▶ **Excerpts from a figure dataset**
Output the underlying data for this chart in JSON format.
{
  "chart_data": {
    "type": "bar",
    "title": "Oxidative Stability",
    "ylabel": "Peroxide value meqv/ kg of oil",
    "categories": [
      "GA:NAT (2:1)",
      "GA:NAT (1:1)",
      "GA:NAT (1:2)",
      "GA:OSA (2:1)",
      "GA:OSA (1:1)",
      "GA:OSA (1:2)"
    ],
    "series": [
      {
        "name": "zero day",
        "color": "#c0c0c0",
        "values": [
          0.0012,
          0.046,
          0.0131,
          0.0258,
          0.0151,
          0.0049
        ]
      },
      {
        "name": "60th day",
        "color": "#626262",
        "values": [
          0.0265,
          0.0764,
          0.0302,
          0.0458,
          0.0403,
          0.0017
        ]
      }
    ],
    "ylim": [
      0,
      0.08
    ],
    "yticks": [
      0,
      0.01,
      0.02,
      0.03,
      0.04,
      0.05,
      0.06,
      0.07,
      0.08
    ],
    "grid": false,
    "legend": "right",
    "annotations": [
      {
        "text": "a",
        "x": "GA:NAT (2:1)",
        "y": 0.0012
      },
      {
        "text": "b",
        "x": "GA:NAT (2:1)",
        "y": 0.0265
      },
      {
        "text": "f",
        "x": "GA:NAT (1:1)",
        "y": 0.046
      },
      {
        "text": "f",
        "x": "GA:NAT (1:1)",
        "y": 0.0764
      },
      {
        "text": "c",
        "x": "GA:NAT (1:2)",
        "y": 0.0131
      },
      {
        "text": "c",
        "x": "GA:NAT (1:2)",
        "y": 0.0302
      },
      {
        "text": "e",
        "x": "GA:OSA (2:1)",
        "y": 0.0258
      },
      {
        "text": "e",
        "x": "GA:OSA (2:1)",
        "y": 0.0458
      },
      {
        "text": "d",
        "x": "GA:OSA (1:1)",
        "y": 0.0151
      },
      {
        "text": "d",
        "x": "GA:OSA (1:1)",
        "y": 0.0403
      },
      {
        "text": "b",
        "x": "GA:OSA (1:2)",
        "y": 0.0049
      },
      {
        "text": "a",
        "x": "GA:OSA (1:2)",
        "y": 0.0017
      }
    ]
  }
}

▶ **Stated problem**
Reproduce the records word for word.

▶ **Task response**
Output the underlying data for this chart in JSON format.
{
  "chart_data": {
    "type": "bar",
    "title": "Oxidative Stability",
    "ylabel": "Peroxide value meqv/ kg of oil",
    "categories": [
      "GA:NAT (2:1)",
      "GA:NAT (1:1)",
      "GA:NAT (1:2)",
      "GA:OSA (2:1)",
      "GA:OSA (1:1)",
      "GA:OSA (1:2)"
    ],
    "series": [
      {
        "name": "zero day",
        "color": "#c0c0c0",
        "values": [
          0.0012,
          0.046,
          0.0131,
          0.0258,
          0.0151,
          0.0049
        ]
      },
      {
        "name": "60th day",
        "color": "#626262",
        "values": [
          0.0265,
          0.0764,
          0.0302,
          0.0458,
          0.0403,
          0.0017
        ]
      }
    ],
    "ylim": [
      0,
      0.08
    ],
    "yticks": [
      0,
      0.01,
      0.02,
      0.03,
      0.04,
      0.05,
      0.06,
      0.07,
      0.08
    ],
    "grid": false,
    "legend": "right",
    "annotations": [
      {
        "text": "a",
        "x": "GA:NAT (2:1)",
        "y": 0.0012
      },
      {
        "text": "b",
        "x": "GA:NAT (2:1)",
        "y": 0.0265
      },
      {
        "text": "f",
        "x": "GA:NAT (1:1)",
        "y": 0.046
      },
      {
        "text": "f",
        "x": "GA:NAT (1:1)",
        "y": 0.0764
      },
      {
        "text": "c",
        "x": "GA:NAT (1:2)",
        "y": 0.0131
      },
      {
        "text": "c",
        "x": "GA:NAT (1:2)",
        "y": 0.0302
      },
      {
        "text": "e",
        "x": "GA:OSA (2:1)",
        "y": 0.0258
      },
      {
        "text": "e",
        "x": "GA:OSA (2:1)",
        "y": 0.0458
      },
      {
        "text": "d",
        "x": "GA:OSA (1:1)",
        "y": 0.0151
      },
      {
        "text": "d",
        "x": "GA:OSA (1:1)",
        "y": 0.0403
      },
      {
        "text": "b",
        "x": "GA:OSA (1:2)",
        "y": 0.0049
      },
      {
        "text": "a",
        "x": "GA:OSA (1:2)",
        "y": 0.0017
      }
    ]
  }
}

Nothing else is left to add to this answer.